(TASK DIRECTIONS): Copy out all of the material exactly.
========================================
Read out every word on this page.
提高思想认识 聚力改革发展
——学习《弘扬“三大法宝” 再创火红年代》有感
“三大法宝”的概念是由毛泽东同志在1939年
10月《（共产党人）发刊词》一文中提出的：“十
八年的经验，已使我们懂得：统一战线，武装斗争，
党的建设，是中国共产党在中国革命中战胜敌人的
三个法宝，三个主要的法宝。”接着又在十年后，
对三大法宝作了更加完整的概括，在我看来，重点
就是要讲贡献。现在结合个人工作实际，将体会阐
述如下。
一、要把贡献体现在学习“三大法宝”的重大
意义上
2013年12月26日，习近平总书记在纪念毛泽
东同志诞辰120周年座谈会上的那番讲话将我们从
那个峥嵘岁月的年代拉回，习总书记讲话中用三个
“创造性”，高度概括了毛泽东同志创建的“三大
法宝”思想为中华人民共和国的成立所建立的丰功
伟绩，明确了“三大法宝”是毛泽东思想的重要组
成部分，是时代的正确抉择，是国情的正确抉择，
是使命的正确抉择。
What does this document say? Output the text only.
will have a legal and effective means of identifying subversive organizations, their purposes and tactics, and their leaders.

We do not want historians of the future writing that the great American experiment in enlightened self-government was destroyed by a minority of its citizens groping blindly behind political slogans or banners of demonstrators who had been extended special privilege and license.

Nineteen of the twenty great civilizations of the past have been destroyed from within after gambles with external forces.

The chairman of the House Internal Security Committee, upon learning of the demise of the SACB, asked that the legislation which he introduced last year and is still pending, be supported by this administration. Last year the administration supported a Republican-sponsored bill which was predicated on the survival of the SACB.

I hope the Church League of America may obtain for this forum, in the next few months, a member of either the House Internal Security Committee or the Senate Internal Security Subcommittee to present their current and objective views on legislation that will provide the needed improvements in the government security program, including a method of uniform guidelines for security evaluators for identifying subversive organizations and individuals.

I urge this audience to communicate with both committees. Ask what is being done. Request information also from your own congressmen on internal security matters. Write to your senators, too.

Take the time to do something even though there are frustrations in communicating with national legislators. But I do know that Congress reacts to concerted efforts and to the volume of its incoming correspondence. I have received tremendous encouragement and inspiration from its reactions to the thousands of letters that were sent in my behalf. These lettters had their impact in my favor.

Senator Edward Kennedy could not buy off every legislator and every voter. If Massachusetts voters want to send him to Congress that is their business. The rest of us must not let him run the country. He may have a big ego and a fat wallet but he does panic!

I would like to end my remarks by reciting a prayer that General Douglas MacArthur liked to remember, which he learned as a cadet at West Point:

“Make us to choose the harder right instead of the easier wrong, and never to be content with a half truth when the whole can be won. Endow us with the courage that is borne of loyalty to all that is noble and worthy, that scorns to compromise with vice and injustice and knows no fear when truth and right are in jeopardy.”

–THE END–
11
========================================
(TASK ANSWER):
Read out every word on this page.
提高思想认识 聚力改革发展
——学习《弘扬“三大法宝” 再创火红年代》有感
“三大法宝”的概念是由毛泽东同志在1939年
10月《（共产党人）发刊词》一文中提出的：“十
八年的经验，已使我们懂得：统一战线，武装斗争，
党的建设，是中国共产党在中国革命中战胜敌人的
三个法宝，三个主要的法宝。”接着又在十年后，
对三大法宝作了更加完整的概括，在我看来，重点
就是要讲贡献。现在结合个人工作实际，将体会阐
述如下。
一、要把贡献体现在学习“三大法宝”的重大
意义上
2013年12月26日，习近平总书记在纪念毛泽
东同志诞辰120周年座谈会上的那番讲话将我们从
那个峥嵘岁月的年代拉回，习总书记讲话中用三个
“创造性”，高度概括了毛泽东同志创建的“三大
法宝”思想为中华人民共和国的成立所建立的丰功
伟绩，明确了“三大法宝”是毛泽东思想的重要组
成部分，是时代的正确抉择，是国情的正确抉择，
是使命的正确抉择。
What does this document say? Output the text only.
will have a legal and effective means of identifying subversive organizations, their purposes and tactics, and their leaders.

We do not want historians of the future writing that the great American experiment in enlightened self-government was destroyed by a minority of its citizens groping blindly behind political slogans or banners of demonstrators who had been extended special privilege and license.

Nineteen of the twenty great civilizations of the past have been destroyed from within after gambles with external forces.

The chairman of the House Internal Security Committee, upon learning of the demise of the SACB, asked that the legislation which he introduced last year and is still pending, be supported by this administration. Last year the administration supported a Republican-sponsored bill which was predicated on the survival of the SACB.

I hope the Church League of America may obtain for this forum, in the next few months, a member of either the House Internal Security Committee or the Senate Internal Security Subcommittee to present their current and objective views on legislation that will provide the needed improvements in the government security program, including a method of uniform guidelines for security evaluators for identifying subversive organizations and individuals.

I urge this audience to communicate with both committees. Ask what is being done. Request information also from your own congressmen on internal security matters. Write to your senators, too.

Take the time to do something even though there are frustrations in communicating with national legislators. But I do know that Congress reacts to concerted efforts and to the volume of its incoming correspondence. I have received tremendous encouragement and inspiration from its reactions to the thousands of letters that were sent in my behalf. These lettters had their impact in my favor.

Senator Edward Kennedy could not buy off every legislator and every voter. If Massachusetts voters want to send him to Congress that is their business. The rest of us must not let him run the country. He may have a big ego and a fat wallet but he does panic!

I would like to end my remarks by reciting a prayer that General Douglas MacArthur liked to remember, which he learned as a cadet at West Point:

“Make us to choose the harder right instead of the easier wrong, and never to be content with a half truth when the whole can be won. Endow us with the courage that is borne of loyalty to all that is noble and worthy, that scorns to compromise with vice and injustice and knows no fear when truth and right are in jeopardy.”

–THE END–
11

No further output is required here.